Return each line of the records with nothing changed, pictures excepted.

====== Dataset records ======

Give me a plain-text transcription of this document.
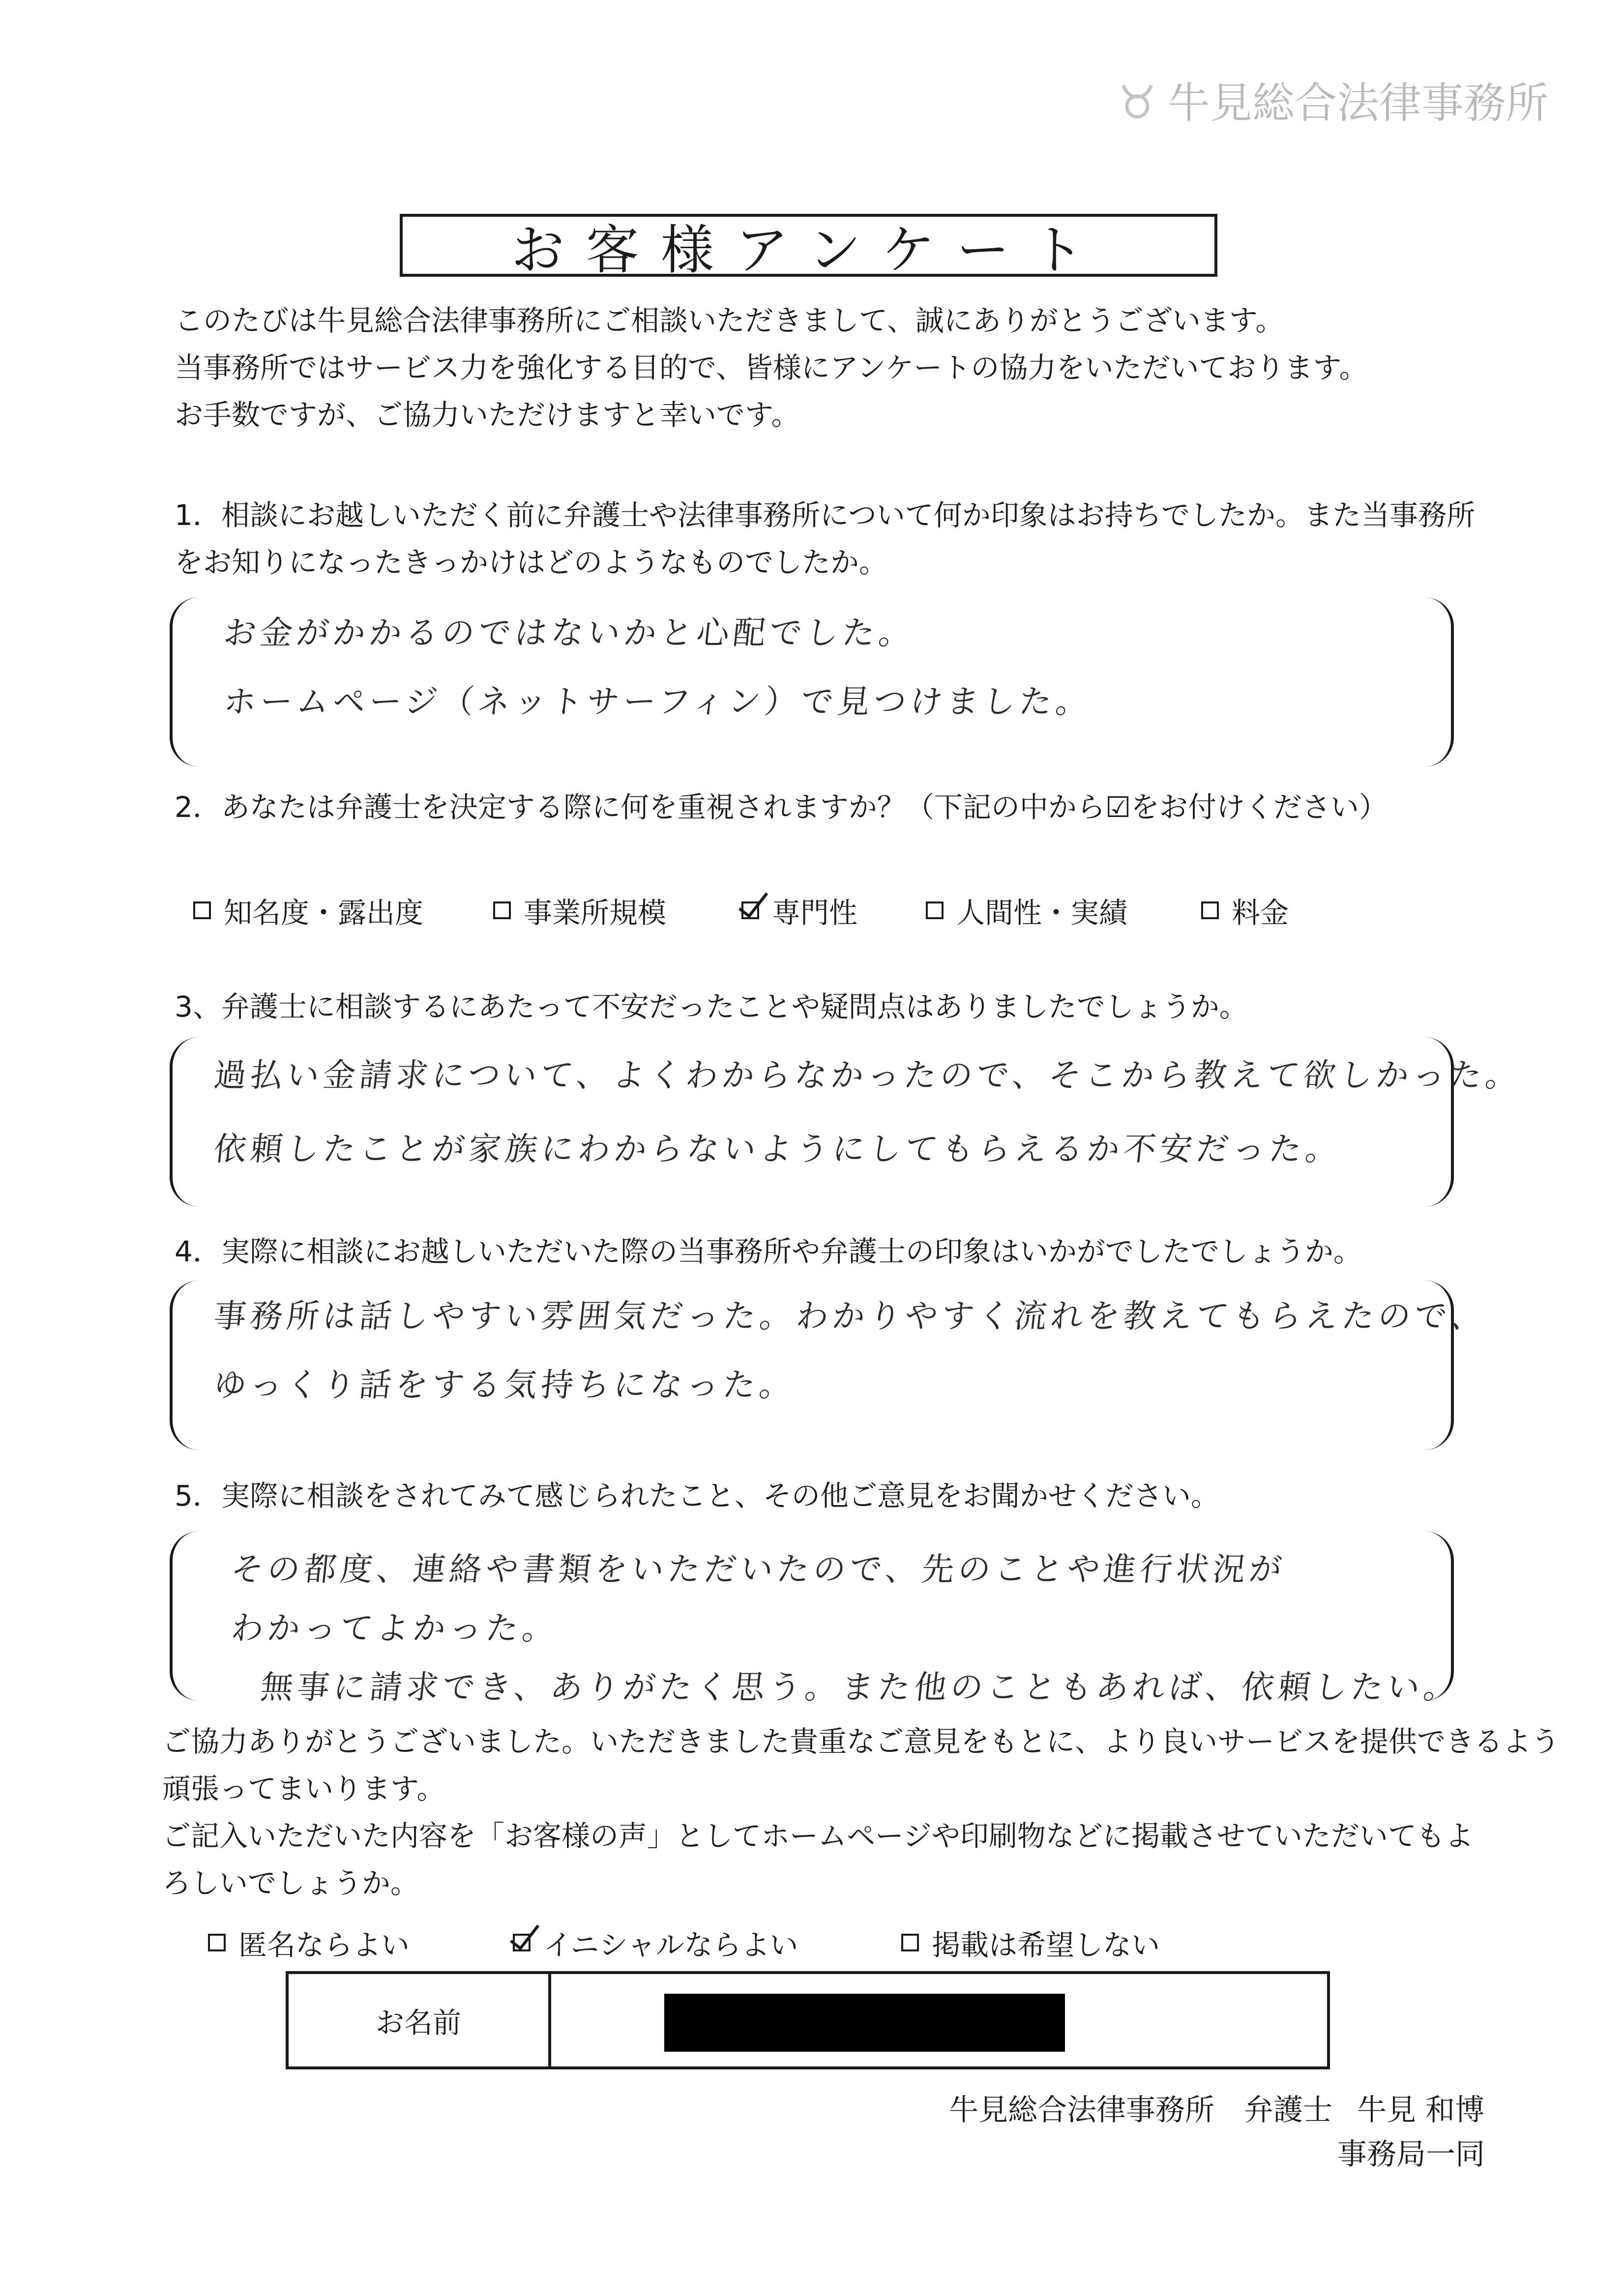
牛見総合法律事務所
お客様アンケート
このたびは牛見総合法律事務所にご相談いただきまして、誠にありがとうございます。
当事務所ではサービス力を強化する目的で、皆様にアンケートの協力をいただいております。
お手数ですが、ご協力いただけますと幸いです。
1．相談にお越しいただく前に弁護士や法律事務所について何か印象はお持ちでしたか。また当事務所
をお知りになったきっかけはどのようなものでしたか。
お金がかかるのではないかと心配でした。
ホームページ（ネットサーフィン）で見つけました。
2．あなたは弁護士を決定する際に何を重視されますか？（下記の中から☑をお付けください）
知名度・露出度	事業所規模	専門性	人間性・実績	料金
3、弁護士に相談するにあたって不安だったことや疑問点はありましたでしょうか。
過払い金請求について、よくわからなかったので、そこから教えて欲しかった。
依頼したことが家族にわからないようにしてもらえるか不安だった。
4．実際に相談にお越しいただいた際の当事務所や弁護士の印象はいかがでしたでしょうか。
事務所は話しやすい雰囲気だった。わかりやすく流れを教えてもらえたので、
ゆっくり話をする気持ちになった。
5．実際に相談をされてみて感じられたこと、その他ご意見をお聞かせください。
その都度、連絡や書類をいただいたので、先のことや進行状況が
わかってよかった。
無事に請求でき、ありがたく思う。また他のこともあれば、依頼したい。
ご協力ありがとうございました。いただきました貴重なご意見をもとに、より良いサービスを提供できるよう
頑張ってまいります。
ご記入いただいた内容を「お客様の声」としてホームページや印刷物などに掲載させていただいてもよ
ろしいでしょうか。
匿名ならよい	イニシャルならよい	掲載は希望しない
お名前
牛見総合法律事務所 弁護士 牛見 和博
事務局一同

======

▶ _Task answer_:
Give me a plain-text transcription of this document.
牛見総合法律事務所
お客様アンケート
このたびは牛見総合法律事務所にご相談いただきまして、誠にありがとうございます。
当事務所ではサービス力を強化する目的で、皆様にアンケートの協力をいただいております。
お手数ですが、ご協力いただけますと幸いです。
1．相談にお越しいただく前に弁護士や法律事務所について何か印象はお持ちでしたか。また当事務所
をお知りになったきっかけはどのようなものでしたか。
お金がかかるのではないかと心配でした。
ホームページ（ネットサーフィン）で見つけました。
2．あなたは弁護士を決定する際に何を重視されますか？（下記の中から☑をお付けください）
知名度・露出度	事業所規模	専門性	人間性・実績	料金
3、弁護士に相談するにあたって不安だったことや疑問点はありましたでしょうか。
過払い金請求について、よくわからなかったので、そこから教えて欲しかった。
依頼したことが家族にわからないようにしてもらえるか不安だった。
4．実際に相談にお越しいただいた際の当事務所や弁護士の印象はいかがでしたでしょうか。
事務所は話しやすい雰囲気だった。わかりやすく流れを教えてもらえたので、
ゆっくり話をする気持ちになった。
5．実際に相談をされてみて感じられたこと、その他ご意見をお聞かせください。
その都度、連絡や書類をいただいたので、先のことや進行状況が
わかってよかった。
無事に請求でき、ありがたく思う。また他のこともあれば、依頼したい。
ご協力ありがとうございました。いただきました貴重なご意見をもとに、より良いサービスを提供できるよう
頑張ってまいります。
ご記入いただいた内容を「お客様の声」としてホームページや印刷物などに掲載させていただいてもよ
ろしいでしょうか。
匿名ならよい	イニシャルならよい	掲載は希望しない
お名前
牛見総合法律事務所 弁護士 牛見 和博
事務局一同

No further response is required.